*Work to do*
Please identify and copy every line in the entries below that contains the string "title". Case counts.

--- START OF Working data ---

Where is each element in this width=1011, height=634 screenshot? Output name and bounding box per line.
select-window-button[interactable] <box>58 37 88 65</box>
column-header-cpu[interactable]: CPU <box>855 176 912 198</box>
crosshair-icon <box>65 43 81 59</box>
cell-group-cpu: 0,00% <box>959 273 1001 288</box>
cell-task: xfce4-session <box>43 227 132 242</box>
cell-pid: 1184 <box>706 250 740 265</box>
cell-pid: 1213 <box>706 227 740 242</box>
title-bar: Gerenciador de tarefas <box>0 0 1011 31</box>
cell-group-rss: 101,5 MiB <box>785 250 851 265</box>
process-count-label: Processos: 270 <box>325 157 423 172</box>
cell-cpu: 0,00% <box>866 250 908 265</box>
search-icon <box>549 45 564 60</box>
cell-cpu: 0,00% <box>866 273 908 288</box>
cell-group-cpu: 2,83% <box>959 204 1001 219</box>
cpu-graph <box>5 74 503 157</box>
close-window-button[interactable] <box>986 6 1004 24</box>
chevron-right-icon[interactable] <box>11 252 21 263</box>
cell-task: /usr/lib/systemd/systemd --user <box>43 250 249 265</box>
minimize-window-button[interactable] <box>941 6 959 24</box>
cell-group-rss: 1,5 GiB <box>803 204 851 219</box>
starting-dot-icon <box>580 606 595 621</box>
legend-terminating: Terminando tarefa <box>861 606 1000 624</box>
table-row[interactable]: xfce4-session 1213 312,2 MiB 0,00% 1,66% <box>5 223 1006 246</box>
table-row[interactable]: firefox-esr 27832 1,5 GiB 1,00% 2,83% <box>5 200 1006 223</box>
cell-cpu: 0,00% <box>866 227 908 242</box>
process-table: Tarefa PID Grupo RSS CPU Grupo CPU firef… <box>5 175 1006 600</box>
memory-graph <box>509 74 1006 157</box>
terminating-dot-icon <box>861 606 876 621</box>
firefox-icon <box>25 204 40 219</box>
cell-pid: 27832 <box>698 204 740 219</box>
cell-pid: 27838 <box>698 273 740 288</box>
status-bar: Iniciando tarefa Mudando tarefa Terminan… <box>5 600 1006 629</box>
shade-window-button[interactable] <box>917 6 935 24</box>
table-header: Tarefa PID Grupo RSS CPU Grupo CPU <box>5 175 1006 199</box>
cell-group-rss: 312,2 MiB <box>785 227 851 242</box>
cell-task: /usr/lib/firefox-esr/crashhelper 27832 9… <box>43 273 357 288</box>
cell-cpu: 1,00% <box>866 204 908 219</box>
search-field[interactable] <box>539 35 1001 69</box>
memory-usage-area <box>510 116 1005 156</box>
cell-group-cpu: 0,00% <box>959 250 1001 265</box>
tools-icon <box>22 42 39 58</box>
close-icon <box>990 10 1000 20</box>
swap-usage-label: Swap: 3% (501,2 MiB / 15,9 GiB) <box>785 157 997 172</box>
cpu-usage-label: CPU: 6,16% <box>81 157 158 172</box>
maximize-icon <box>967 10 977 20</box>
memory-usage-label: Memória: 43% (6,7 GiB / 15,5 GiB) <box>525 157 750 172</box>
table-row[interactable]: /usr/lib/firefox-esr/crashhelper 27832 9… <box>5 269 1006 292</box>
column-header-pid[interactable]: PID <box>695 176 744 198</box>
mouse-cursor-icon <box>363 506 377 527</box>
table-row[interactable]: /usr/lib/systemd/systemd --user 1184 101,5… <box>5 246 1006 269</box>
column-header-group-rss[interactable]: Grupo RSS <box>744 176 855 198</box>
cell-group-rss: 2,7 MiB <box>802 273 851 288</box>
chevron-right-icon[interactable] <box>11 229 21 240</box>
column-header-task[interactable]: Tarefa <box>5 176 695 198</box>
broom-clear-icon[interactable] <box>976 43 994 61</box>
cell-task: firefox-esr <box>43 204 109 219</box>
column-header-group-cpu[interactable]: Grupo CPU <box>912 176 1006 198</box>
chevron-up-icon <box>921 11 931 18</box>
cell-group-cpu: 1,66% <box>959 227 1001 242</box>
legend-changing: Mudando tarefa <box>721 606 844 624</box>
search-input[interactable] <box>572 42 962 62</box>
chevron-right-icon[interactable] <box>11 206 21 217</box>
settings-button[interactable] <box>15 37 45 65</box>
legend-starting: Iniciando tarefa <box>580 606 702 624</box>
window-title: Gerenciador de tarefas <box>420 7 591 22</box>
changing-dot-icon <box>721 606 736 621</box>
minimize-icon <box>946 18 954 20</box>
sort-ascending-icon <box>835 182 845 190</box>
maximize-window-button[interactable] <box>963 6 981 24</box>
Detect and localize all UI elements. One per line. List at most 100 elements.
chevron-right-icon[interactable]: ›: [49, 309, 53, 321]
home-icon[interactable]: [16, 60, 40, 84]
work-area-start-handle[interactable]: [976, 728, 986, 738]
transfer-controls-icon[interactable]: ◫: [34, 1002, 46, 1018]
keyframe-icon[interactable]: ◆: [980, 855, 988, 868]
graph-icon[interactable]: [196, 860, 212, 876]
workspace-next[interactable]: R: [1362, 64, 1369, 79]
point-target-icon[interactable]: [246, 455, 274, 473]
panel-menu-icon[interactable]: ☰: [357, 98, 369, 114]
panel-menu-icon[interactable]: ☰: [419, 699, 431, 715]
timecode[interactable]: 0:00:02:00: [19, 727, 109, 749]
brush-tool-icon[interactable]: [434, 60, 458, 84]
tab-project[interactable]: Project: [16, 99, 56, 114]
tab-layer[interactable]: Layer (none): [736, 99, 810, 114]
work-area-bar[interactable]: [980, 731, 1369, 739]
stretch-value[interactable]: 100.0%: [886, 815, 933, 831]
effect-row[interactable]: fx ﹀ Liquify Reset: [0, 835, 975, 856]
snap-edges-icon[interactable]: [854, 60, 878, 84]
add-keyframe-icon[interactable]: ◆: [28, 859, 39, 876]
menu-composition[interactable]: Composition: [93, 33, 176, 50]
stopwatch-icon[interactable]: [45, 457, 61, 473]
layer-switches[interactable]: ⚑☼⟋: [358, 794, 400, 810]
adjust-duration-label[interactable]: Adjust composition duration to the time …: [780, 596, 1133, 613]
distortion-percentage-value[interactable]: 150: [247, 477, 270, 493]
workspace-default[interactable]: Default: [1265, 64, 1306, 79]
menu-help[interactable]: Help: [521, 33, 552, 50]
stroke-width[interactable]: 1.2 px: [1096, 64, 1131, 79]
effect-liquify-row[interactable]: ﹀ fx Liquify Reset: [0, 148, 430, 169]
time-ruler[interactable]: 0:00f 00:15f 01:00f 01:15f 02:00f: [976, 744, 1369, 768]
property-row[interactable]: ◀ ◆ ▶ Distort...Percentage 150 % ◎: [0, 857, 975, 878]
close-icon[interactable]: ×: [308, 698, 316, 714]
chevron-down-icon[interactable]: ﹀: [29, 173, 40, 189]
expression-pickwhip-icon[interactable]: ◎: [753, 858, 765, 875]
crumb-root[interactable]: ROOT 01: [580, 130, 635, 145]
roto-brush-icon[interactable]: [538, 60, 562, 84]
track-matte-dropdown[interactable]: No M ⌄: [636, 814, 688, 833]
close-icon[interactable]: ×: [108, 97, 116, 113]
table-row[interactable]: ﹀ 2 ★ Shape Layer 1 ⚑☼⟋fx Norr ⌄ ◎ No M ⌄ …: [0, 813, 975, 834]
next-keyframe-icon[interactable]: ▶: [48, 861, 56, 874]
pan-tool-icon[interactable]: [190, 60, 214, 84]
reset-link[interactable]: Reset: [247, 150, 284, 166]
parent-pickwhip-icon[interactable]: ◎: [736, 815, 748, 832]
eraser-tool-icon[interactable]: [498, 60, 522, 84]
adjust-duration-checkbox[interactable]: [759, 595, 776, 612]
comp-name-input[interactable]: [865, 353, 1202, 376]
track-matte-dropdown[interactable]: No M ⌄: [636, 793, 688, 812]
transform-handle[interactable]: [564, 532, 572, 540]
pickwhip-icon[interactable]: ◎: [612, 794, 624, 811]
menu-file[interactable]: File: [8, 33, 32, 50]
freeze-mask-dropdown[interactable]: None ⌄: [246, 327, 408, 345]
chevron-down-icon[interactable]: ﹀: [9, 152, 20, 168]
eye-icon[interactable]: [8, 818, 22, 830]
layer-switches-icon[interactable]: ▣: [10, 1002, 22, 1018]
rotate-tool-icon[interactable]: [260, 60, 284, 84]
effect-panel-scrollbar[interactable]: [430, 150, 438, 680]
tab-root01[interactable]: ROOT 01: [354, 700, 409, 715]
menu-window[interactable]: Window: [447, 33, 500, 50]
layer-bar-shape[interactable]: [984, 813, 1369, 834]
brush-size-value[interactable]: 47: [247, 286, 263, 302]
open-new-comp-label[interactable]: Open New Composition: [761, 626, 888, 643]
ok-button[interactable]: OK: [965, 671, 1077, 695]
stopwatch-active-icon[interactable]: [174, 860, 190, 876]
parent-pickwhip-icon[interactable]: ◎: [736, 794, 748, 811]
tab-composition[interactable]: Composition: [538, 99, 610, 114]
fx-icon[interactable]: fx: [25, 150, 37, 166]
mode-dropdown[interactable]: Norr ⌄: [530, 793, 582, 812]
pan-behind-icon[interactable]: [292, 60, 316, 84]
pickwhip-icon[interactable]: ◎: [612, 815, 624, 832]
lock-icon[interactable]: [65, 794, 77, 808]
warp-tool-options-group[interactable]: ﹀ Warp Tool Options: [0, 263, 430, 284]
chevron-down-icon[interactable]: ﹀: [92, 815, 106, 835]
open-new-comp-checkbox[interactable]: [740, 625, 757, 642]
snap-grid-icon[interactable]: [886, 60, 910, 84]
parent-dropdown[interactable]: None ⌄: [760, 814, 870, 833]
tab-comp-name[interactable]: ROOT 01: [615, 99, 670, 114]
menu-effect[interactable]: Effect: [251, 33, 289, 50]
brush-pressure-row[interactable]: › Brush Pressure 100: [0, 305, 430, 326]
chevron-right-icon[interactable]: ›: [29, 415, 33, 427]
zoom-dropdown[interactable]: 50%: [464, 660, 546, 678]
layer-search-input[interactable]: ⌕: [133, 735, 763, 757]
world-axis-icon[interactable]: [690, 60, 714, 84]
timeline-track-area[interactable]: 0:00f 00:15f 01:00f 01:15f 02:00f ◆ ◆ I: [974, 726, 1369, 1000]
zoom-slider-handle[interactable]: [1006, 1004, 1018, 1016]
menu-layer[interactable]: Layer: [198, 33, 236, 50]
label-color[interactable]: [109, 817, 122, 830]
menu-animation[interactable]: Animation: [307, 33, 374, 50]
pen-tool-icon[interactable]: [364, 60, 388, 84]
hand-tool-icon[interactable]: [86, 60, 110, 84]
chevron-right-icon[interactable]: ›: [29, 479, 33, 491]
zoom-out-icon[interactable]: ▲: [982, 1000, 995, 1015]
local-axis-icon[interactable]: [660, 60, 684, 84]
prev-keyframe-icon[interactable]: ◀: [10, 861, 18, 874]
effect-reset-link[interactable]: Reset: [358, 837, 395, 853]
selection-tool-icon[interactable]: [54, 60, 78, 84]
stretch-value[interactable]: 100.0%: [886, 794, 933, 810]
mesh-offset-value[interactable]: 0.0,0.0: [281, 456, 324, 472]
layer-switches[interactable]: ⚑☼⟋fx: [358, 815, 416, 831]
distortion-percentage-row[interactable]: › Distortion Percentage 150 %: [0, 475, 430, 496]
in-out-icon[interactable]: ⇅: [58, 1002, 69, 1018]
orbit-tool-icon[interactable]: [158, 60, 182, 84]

--- END OF Working data ---
--- START OF Working data ---

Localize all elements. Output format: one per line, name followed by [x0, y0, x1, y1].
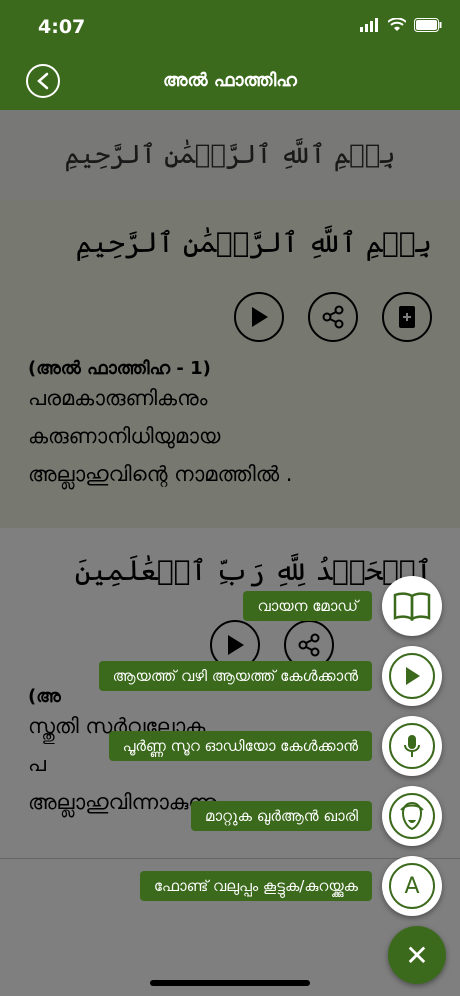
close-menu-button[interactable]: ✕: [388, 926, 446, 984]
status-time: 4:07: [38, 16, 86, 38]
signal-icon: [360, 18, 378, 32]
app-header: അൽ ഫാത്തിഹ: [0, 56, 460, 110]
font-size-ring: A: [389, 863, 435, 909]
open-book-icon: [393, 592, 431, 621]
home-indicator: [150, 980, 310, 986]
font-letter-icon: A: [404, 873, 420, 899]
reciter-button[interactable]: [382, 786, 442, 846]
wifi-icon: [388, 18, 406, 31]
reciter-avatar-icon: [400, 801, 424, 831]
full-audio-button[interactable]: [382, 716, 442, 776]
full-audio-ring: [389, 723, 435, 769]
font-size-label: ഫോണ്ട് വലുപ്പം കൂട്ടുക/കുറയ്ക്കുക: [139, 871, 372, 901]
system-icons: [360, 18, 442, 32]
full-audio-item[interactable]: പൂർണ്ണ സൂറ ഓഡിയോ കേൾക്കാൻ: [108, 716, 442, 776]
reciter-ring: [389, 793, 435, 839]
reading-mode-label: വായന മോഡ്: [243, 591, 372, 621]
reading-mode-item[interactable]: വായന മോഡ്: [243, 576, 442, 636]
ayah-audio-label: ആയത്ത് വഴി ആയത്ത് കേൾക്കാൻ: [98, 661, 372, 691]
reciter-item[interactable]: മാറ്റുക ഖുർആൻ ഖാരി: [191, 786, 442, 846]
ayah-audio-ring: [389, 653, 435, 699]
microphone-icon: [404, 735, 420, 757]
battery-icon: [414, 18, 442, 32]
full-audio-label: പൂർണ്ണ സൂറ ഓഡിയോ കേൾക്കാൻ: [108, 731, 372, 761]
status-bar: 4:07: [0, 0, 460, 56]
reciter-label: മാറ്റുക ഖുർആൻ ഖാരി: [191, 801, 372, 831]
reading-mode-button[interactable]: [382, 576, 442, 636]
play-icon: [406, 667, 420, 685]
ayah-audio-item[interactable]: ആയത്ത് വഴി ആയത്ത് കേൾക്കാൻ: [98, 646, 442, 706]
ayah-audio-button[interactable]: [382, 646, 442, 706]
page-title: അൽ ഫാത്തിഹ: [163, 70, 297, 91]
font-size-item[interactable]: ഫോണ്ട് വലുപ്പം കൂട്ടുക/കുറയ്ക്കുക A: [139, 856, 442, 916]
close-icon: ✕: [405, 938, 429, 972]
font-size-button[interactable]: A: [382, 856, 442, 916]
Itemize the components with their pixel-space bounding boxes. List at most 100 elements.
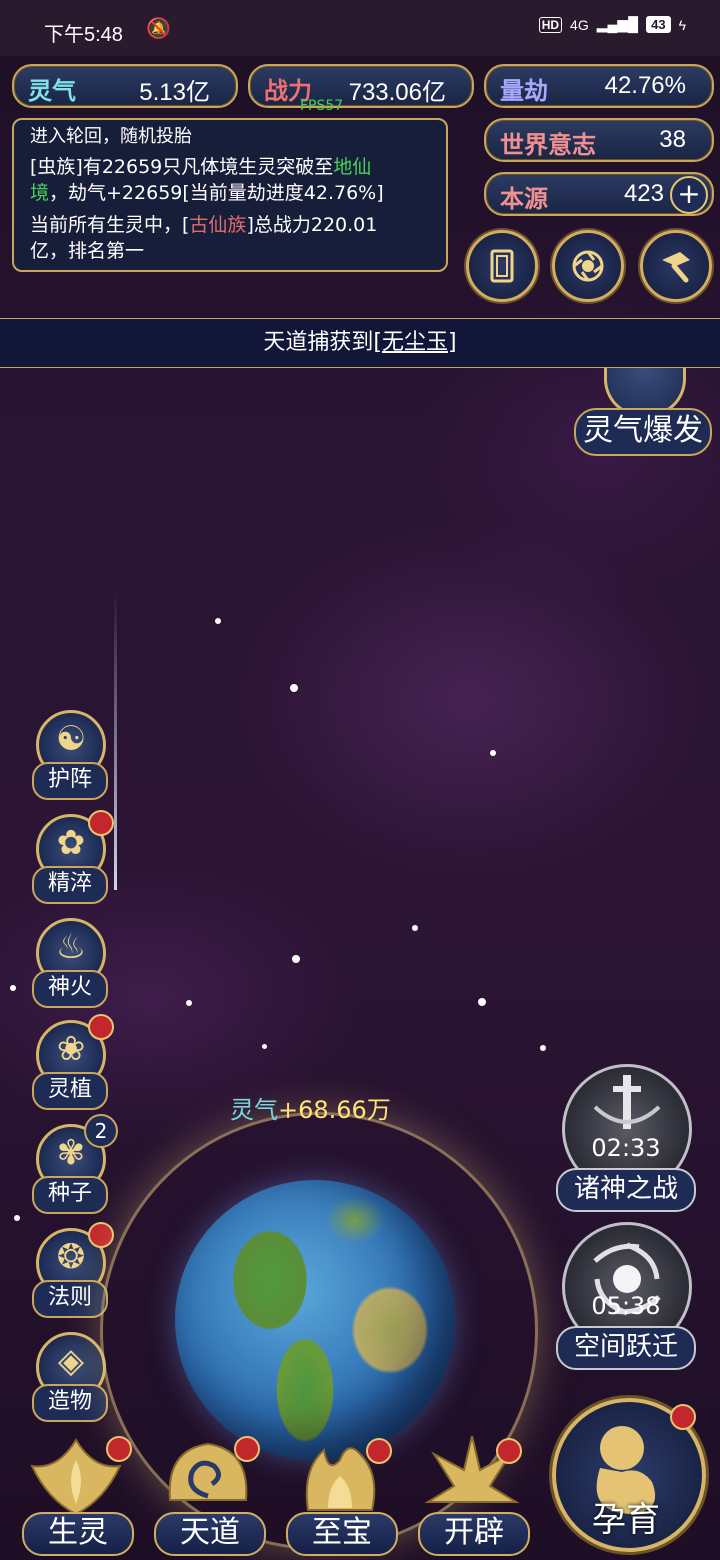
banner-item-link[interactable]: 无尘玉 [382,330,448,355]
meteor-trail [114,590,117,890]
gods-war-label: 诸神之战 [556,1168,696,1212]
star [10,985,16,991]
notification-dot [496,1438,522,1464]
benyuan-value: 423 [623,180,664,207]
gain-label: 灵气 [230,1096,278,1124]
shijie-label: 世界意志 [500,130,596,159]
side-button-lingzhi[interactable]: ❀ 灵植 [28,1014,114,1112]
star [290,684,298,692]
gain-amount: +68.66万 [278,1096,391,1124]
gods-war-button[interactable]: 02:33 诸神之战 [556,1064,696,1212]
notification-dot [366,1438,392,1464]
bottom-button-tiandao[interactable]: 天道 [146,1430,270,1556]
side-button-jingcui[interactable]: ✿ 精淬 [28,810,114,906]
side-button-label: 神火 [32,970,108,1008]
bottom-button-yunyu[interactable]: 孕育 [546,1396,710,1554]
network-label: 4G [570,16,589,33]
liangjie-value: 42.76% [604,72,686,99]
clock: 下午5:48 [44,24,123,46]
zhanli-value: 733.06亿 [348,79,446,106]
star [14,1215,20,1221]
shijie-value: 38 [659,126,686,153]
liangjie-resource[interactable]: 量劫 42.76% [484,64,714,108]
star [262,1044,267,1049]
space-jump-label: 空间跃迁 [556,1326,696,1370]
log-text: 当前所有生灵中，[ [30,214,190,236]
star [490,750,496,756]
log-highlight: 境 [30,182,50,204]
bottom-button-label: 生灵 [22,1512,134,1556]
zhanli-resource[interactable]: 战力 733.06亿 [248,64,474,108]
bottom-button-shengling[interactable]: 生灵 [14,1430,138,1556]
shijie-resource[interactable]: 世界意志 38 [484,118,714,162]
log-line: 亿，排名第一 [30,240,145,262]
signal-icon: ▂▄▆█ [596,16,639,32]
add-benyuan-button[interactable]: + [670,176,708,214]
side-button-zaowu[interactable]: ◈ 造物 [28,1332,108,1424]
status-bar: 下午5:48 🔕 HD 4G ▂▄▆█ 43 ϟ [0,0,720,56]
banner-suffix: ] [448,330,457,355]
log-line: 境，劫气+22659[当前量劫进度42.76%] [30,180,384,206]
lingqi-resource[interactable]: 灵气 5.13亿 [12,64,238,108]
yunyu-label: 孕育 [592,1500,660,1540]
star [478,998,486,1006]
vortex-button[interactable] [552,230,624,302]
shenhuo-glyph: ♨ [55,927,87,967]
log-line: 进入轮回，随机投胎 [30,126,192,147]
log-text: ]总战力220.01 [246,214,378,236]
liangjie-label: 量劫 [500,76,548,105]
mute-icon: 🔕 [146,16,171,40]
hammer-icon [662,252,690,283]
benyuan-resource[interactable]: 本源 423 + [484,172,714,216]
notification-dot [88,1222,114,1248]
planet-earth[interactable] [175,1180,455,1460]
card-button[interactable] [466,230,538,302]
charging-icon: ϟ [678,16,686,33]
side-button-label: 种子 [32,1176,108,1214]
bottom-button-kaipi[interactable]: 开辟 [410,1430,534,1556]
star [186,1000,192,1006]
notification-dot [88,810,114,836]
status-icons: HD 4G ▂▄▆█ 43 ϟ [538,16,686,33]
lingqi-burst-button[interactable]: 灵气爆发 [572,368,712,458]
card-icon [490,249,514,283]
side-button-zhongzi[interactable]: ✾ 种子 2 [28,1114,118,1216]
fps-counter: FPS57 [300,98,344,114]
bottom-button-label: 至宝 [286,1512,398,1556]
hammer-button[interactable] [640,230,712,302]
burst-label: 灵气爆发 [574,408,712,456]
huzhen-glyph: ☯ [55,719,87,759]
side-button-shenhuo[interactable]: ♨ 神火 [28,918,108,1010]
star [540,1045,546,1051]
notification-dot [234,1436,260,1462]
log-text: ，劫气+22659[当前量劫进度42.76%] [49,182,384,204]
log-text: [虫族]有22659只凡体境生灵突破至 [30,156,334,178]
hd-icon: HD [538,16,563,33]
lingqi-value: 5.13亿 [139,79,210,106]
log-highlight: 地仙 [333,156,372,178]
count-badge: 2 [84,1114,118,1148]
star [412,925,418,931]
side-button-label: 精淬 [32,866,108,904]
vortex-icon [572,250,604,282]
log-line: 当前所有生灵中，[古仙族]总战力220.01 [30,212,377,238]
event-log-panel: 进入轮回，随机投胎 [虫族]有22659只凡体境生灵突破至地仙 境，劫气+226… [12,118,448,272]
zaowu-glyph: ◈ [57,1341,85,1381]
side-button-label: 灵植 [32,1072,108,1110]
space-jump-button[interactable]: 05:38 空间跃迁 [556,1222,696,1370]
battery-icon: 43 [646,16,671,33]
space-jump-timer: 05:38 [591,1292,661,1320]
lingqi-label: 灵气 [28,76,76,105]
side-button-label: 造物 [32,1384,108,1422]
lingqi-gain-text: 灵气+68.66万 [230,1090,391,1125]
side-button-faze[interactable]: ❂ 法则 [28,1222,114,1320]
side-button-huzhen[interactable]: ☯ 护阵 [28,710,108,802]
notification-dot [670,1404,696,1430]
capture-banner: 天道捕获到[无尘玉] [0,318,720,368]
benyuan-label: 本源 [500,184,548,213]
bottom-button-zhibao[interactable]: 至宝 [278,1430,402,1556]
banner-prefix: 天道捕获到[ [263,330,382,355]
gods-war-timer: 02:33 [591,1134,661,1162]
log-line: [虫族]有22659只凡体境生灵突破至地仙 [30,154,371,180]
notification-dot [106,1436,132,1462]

--- END OF Working data ---

*The result*
title-bar: Gerenciador de tarefas <box>0 0 1011 31</box>
window-title: Gerenciador de tarefas <box>420 7 591 22</box>
page-title: അൽ ഫാത്തിഹ: [163, 70, 297, 91]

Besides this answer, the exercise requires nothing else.